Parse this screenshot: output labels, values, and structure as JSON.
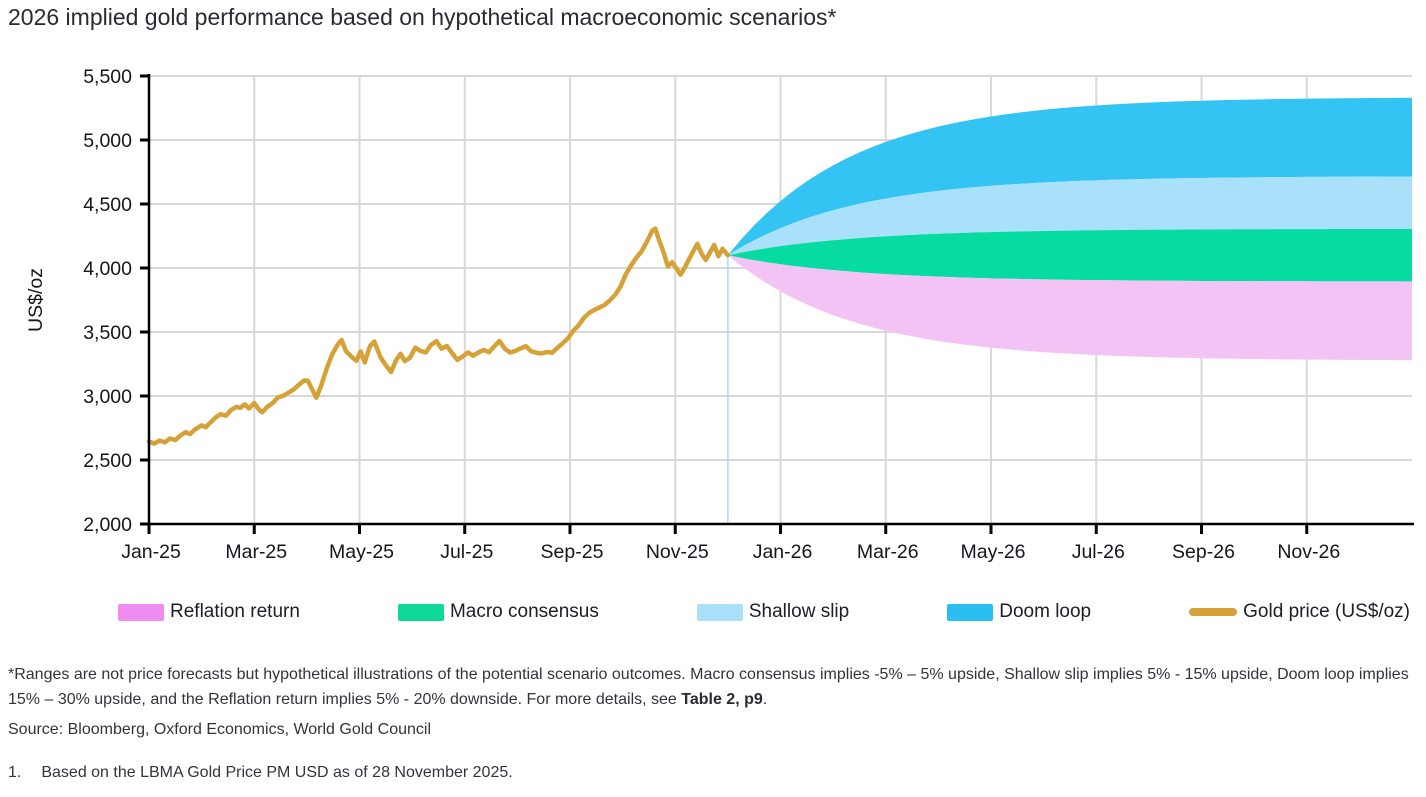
{
  "page": {
    "title": "2026 implied gold performance based on hypothetical macroeconomic scenarios*",
    "footnote": {
      "part1": "*Ranges are not price forecasts but hypothetical illustrations of the potential scenario outcomes. Macro consensus implies -5% – 5% upside, Shallow slip implies 5% - 15% upside, Doom loop implies 15% – 30% upside, and the Reflation return implies 5% - 20% downside. For more details, see ",
      "link": "Table 2, p9",
      "part2": "."
    },
    "source": "Source: Bloomberg, Oxford Economics, World Gold Council",
    "note1_number": "1.",
    "note1_text": "Based on the LBMA Gold Price PM USD as of 28 November 2025."
  },
  "chart_data": {
    "type": "line",
    "title": "2026 implied gold performance based on hypothetical macroeconomic scenarios",
    "ylabel": "US$/oz",
    "ylim": [
      2000,
      5500
    ],
    "grid": "both",
    "gridline_color": "#d8d8d8",
    "axis_color": "#000000",
    "yticks": [
      {
        "v": 2000,
        "label": "2,000"
      },
      {
        "v": 2500,
        "label": "2,500"
      },
      {
        "v": 3000,
        "label": "3,000"
      },
      {
        "v": 3500,
        "label": "3,500"
      },
      {
        "v": 4000,
        "label": "4,000"
      },
      {
        "v": 4500,
        "label": "4,500"
      },
      {
        "v": 5000,
        "label": "5,000"
      },
      {
        "v": 5500,
        "label": "5,500"
      }
    ],
    "xticks": [
      {
        "m": 0,
        "label": "Jan-25"
      },
      {
        "m": 2,
        "label": "Mar-25"
      },
      {
        "m": 4,
        "label": "May-25"
      },
      {
        "m": 6,
        "label": "Jul-25"
      },
      {
        "m": 8,
        "label": "Sep-25"
      },
      {
        "m": 10,
        "label": "Nov-25"
      },
      {
        "m": 12,
        "label": "Jan-26"
      },
      {
        "m": 14,
        "label": "Mar-26"
      },
      {
        "m": 16,
        "label": "May-26"
      },
      {
        "m": 18,
        "label": "Jul-26"
      },
      {
        "m": 20,
        "label": "Sep-26"
      },
      {
        "m": 22,
        "label": "Nov-26"
      }
    ],
    "x_range_months": [
      0,
      24
    ],
    "gold_line": {
      "name": "Gold price (US$/oz)",
      "color": "#d6a237",
      "last_value_note": "LBMA Gold Price PM USD as of 28 November 2025",
      "points": [
        [
          0,
          2645
        ],
        [
          0.1,
          2628
        ],
        [
          0.2,
          2652
        ],
        [
          0.3,
          2638
        ],
        [
          0.4,
          2668
        ],
        [
          0.5,
          2656
        ],
        [
          0.6,
          2692
        ],
        [
          0.7,
          2718
        ],
        [
          0.78,
          2702
        ],
        [
          0.88,
          2740
        ],
        [
          1.0,
          2770
        ],
        [
          1.08,
          2756
        ],
        [
          1.18,
          2798
        ],
        [
          1.28,
          2838
        ],
        [
          1.36,
          2858
        ],
        [
          1.46,
          2846
        ],
        [
          1.56,
          2890
        ],
        [
          1.66,
          2915
        ],
        [
          1.74,
          2908
        ],
        [
          1.82,
          2935
        ],
        [
          1.9,
          2902
        ],
        [
          2.0,
          2945
        ],
        [
          2.08,
          2898
        ],
        [
          2.15,
          2872
        ],
        [
          2.25,
          2916
        ],
        [
          2.35,
          2945
        ],
        [
          2.45,
          2988
        ],
        [
          2.55,
          3002
        ],
        [
          2.65,
          3025
        ],
        [
          2.75,
          3052
        ],
        [
          2.85,
          3088
        ],
        [
          2.95,
          3122
        ],
        [
          3.02,
          3118
        ],
        [
          3.1,
          3052
        ],
        [
          3.18,
          2986
        ],
        [
          3.28,
          3092
        ],
        [
          3.38,
          3218
        ],
        [
          3.48,
          3325
        ],
        [
          3.58,
          3398
        ],
        [
          3.66,
          3438
        ],
        [
          3.74,
          3352
        ],
        [
          3.84,
          3310
        ],
        [
          3.94,
          3275
        ],
        [
          4.02,
          3348
        ],
        [
          4.1,
          3262
        ],
        [
          4.2,
          3390
        ],
        [
          4.28,
          3426
        ],
        [
          4.4,
          3302
        ],
        [
          4.5,
          3240
        ],
        [
          4.6,
          3188
        ],
        [
          4.7,
          3282
        ],
        [
          4.78,
          3330
        ],
        [
          4.86,
          3272
        ],
        [
          4.96,
          3300
        ],
        [
          5.06,
          3378
        ],
        [
          5.16,
          3352
        ],
        [
          5.26,
          3340
        ],
        [
          5.36,
          3400
        ],
        [
          5.46,
          3428
        ],
        [
          5.56,
          3370
        ],
        [
          5.66,
          3390
        ],
        [
          5.76,
          3335
        ],
        [
          5.86,
          3282
        ],
        [
          5.96,
          3308
        ],
        [
          6.06,
          3340
        ],
        [
          6.16,
          3315
        ],
        [
          6.26,
          3340
        ],
        [
          6.36,
          3360
        ],
        [
          6.46,
          3342
        ],
        [
          6.56,
          3388
        ],
        [
          6.66,
          3430
        ],
        [
          6.76,
          3370
        ],
        [
          6.86,
          3340
        ],
        [
          6.96,
          3352
        ],
        [
          7.06,
          3372
        ],
        [
          7.16,
          3390
        ],
        [
          7.26,
          3350
        ],
        [
          7.36,
          3338
        ],
        [
          7.46,
          3332
        ],
        [
          7.56,
          3344
        ],
        [
          7.66,
          3338
        ],
        [
          7.76,
          3376
        ],
        [
          7.86,
          3412
        ],
        [
          7.96,
          3450
        ],
        [
          8.06,
          3508
        ],
        [
          8.16,
          3550
        ],
        [
          8.26,
          3608
        ],
        [
          8.36,
          3648
        ],
        [
          8.46,
          3672
        ],
        [
          8.56,
          3692
        ],
        [
          8.66,
          3712
        ],
        [
          8.76,
          3748
        ],
        [
          8.86,
          3792
        ],
        [
          8.96,
          3855
        ],
        [
          9.06,
          3950
        ],
        [
          9.16,
          4020
        ],
        [
          9.26,
          4080
        ],
        [
          9.36,
          4130
        ],
        [
          9.46,
          4205
        ],
        [
          9.56,
          4290
        ],
        [
          9.62,
          4308
        ],
        [
          9.7,
          4210
        ],
        [
          9.78,
          4120
        ],
        [
          9.86,
          4012
        ],
        [
          9.94,
          4045
        ],
        [
          10.02,
          3998
        ],
        [
          10.1,
          3948
        ],
        [
          10.18,
          4002
        ],
        [
          10.26,
          4068
        ],
        [
          10.34,
          4130
        ],
        [
          10.42,
          4188
        ],
        [
          10.5,
          4112
        ],
        [
          10.58,
          4062
        ],
        [
          10.66,
          4122
        ],
        [
          10.74,
          4180
        ],
        [
          10.82,
          4092
        ],
        [
          10.9,
          4150
        ],
        [
          11,
          4100
        ]
      ]
    },
    "anchor": {
      "month": 11,
      "price": 4100,
      "marker_line_color": "#93d9f3"
    },
    "scenarios": [
      {
        "name": "Doom loop",
        "band_color": "#33c4f4",
        "upper_pct": 30,
        "lower_pct": 15
      },
      {
        "name": "Shallow slip",
        "band_color": "#a9e0fa",
        "upper_pct": 15,
        "lower_pct": 5
      },
      {
        "name": "Macro consensus",
        "band_color": "#06dba2",
        "upper_pct": 5,
        "lower_pct": -5
      },
      {
        "name": "Reflation return",
        "band_color": "#f4c3f5",
        "upper_pct": -5,
        "lower_pct": -20
      }
    ],
    "legend": [
      {
        "label": "Reflation return",
        "type": "box",
        "color": "#ee8cef"
      },
      {
        "label": "Macro consensus",
        "type": "box",
        "color": "#10d79a"
      },
      {
        "label": "Shallow slip",
        "type": "box",
        "color": "#a9dff8"
      },
      {
        "label": "Doom loop",
        "type": "box",
        "color": "#2bbff1"
      },
      {
        "label": "Gold price (US$/oz)",
        "type": "line",
        "color": "#d6a237"
      }
    ],
    "legend_position": "bottom"
  }
}
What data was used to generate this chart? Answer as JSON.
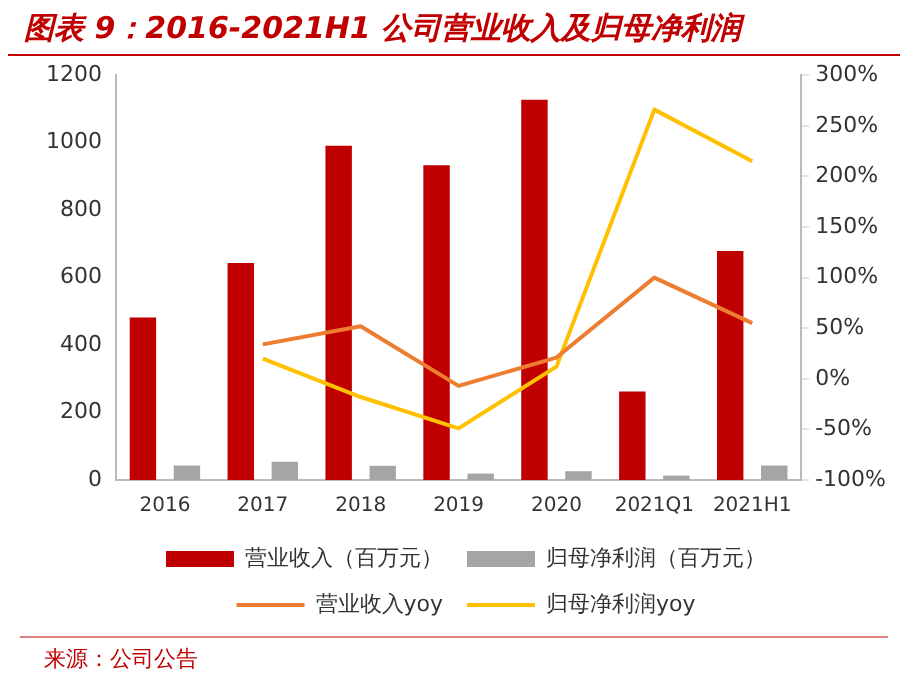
{
  "chart_data": {
    "type": "bar",
    "title": "图表 9：2016-2021H1 公司营业收入及归母净利润",
    "categories": [
      "2016",
      "2017",
      "2018",
      "2019",
      "2020",
      "2021Q1",
      "2021H1"
    ],
    "series": [
      {
        "name": "营业收入（百万元）",
        "color": "#c00000",
        "values": [
          482,
          643,
          991,
          933,
          1127,
          262,
          679
        ]
      },
      {
        "name": "归母净利润（百万元）",
        "color": "#a5a5a5",
        "values": [
          43,
          54,
          42,
          19,
          26,
          13,
          43
        ]
      },
      {
        "name": "营业收入yoy",
        "type": "line",
        "axis": "y2",
        "color": "#ed7d31",
        "values": [
          null,
          34,
          52,
          -7,
          21,
          100,
          55
        ]
      },
      {
        "name": "归母净利润yoy",
        "type": "line",
        "axis": "y2",
        "color": "#ffc000",
        "values": [
          null,
          20,
          -18,
          -49,
          12,
          266,
          215
        ]
      }
    ],
    "ylim": [
      0,
      1200
    ],
    "yticks": [
      0,
      200,
      400,
      600,
      800,
      1000,
      1200
    ],
    "y2lim": [
      -100,
      300
    ],
    "y2ticks": [
      {
        "value": -100,
        "label": "-100%"
      },
      {
        "value": -50,
        "label": "-50%"
      },
      {
        "value": 0,
        "label": "0%"
      },
      {
        "value": 50,
        "label": "50%"
      },
      {
        "value": 100,
        "label": "100%"
      },
      {
        "value": 150,
        "label": "150%"
      },
      {
        "value": 200,
        "label": "200%"
      },
      {
        "value": 250,
        "label": "250%"
      },
      {
        "value": 300,
        "label": "300%"
      }
    ],
    "grid": false,
    "legend": "bottom",
    "marker": "none",
    "annotations": [
      "来源：公司公告"
    ]
  }
}
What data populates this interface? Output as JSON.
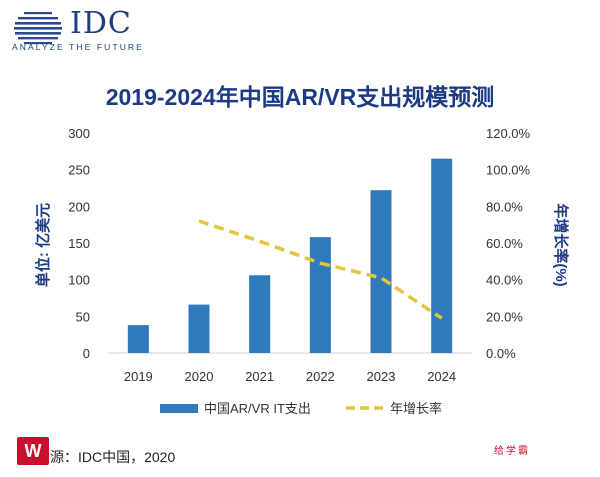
{
  "header": {
    "logo_text": "IDC",
    "tagline": "ANALYZE THE FUTURE"
  },
  "chart_data": {
    "type": "bar",
    "title": "2019-2024年中国AR/VR支出规模预测",
    "categories": [
      "2019",
      "2020",
      "2021",
      "2022",
      "2023",
      "2024"
    ],
    "series": [
      {
        "name": "中国AR/VR IT支出",
        "type": "bar",
        "axis": "left",
        "color": "#2f79bd",
        "values": [
          38,
          66,
          106,
          158,
          222,
          265
        ]
      },
      {
        "name": "年增长率",
        "type": "line",
        "axis": "right",
        "style": "dashed",
        "color": "#e3c53f",
        "values": [
          null,
          72.0,
          61.0,
          49.0,
          41.0,
          19.0
        ]
      }
    ],
    "y_left": {
      "label": "单位: 亿美元",
      "min": 0,
      "max": 300,
      "ticks": [
        "0",
        "50",
        "100",
        "150",
        "200",
        "250",
        "300"
      ]
    },
    "y_right": {
      "label": "年增长率(%)",
      "min": 0,
      "max": 120,
      "ticks": [
        "0.0%",
        "20.0%",
        "40.0%",
        "60.0%",
        "80.0%",
        "100.0%",
        "120.0%"
      ]
    },
    "grid": false,
    "legend_position": "bottom"
  },
  "footer": {
    "source": "源：IDC中国，2020",
    "badge": "W",
    "brand": "给学霸"
  }
}
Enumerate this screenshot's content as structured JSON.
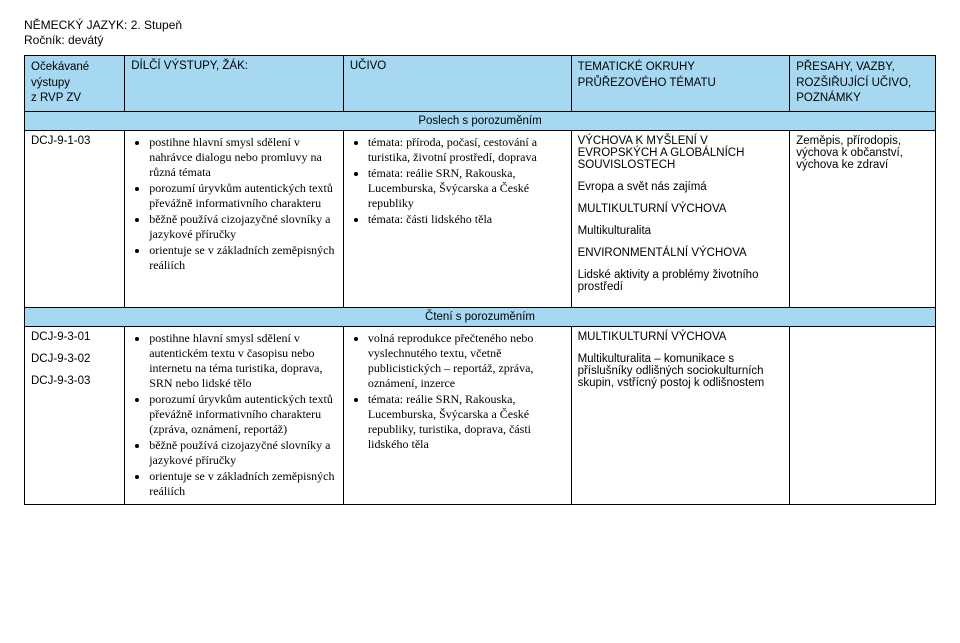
{
  "title": {
    "line1": "NĚMECKÝ JAZYK: 2. Stupeň",
    "line2": "Ročník: devátý"
  },
  "headers": {
    "c0a": "Očekávané",
    "c0b": "výstupy",
    "c0c": "z RVP ZV",
    "c1": "DÍLČÍ VÝSTUPY, ŽÁK:",
    "c2": "UČIVO",
    "c3a": "TEMATICKÉ OKRUHY",
    "c3b": "PRŮŘEZOVÉHO TÉMATU",
    "c4a": "PŘESAHY, VAZBY,",
    "c4b": "ROZŠIŘUJÍCÍ UČIVO,",
    "c4c": "POZNÁMKY"
  },
  "section1": "Poslech s porozuměním",
  "row1": {
    "code": "DCJ-9-1-03",
    "outputs": [
      "postihne hlavní smysl sdělení v nahrávce dialogu nebo promluvy na různá témata",
      "porozumí úryvkům autentických textů převážně informativního charakteru",
      "běžně používá cizojazyčné slovníky a jazykové příručky",
      "orientuje se v základních zeměpisných reáliích"
    ],
    "ucivo": [
      "témata: příroda, počasí, cestování a turistika, životní prostředí, doprava",
      "témata: reálie SRN, Rakouska, Lucemburska, Švýcarska a České republiky",
      "témata: části lidského těla"
    ],
    "okruhy": [
      "VÝCHOVA K MYŠLENÍ V EVROPSKÝCH A GLOBÁLNÍCH SOUVISLOSTECH",
      "Evropa a svět nás zajímá",
      "MULTIKULTURNÍ VÝCHOVA",
      "Multikulturalita",
      "ENVIRONMENTÁLNÍ VÝCHOVA",
      "Lidské aktivity a problémy životního prostředí"
    ],
    "presahy": [
      "Zeměpis, přírodopis, výchova k občanství, výchova ke zdraví"
    ]
  },
  "section2": "Čtení s porozuměním",
  "row2": {
    "codes": [
      "DCJ-9-3-01",
      "DCJ-9-3-02",
      "DCJ-9-3-03"
    ],
    "outputs": [
      "postihne hlavní smysl sdělení v autentickém textu v časopisu nebo internetu na téma turistika, doprava, SRN nebo lidské tělo",
      "porozumí úryvkům autentických textů převážně informativního charakteru (zpráva, oznámení, reportáž)",
      "běžně používá cizojazyčné slovníky a jazykové příručky",
      "orientuje se v základních zeměpisných reáliích"
    ],
    "ucivo": [
      "volná reprodukce přečteného nebo vyslechnutého textu, včetně publicistických – reportáž, zpráva, oznámení, inzerce",
      "témata: reálie SRN, Rakouska, Lucemburska, Švýcarska a České republiky, turistika, doprava, části lidského těla"
    ],
    "okruhy": [
      "MULTIKULTURNÍ VÝCHOVA",
      "Multikulturalita – komunikace s příslušníky odlišných sociokulturních skupin, vstřícný postoj k odlišnostem"
    ]
  }
}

- GOAL OF THE EXERCISE:
Write out each line of the data that holds the string "Reflation".

- SOLUTION FOR THIS TASK:
      "part1": "*Ranges are not price forecasts but hypothetical illustrations of the potential scenario outcomes. Macro consensus implies -5% – 5% upside, Shallow slip implies 5% - 15% upside, Doom loop implies 15% – 30% upside, and the Reflation return implies 5% - 20% downside. For more details, see ",
        "name": "Reflation return",
        "label": "Reflation return",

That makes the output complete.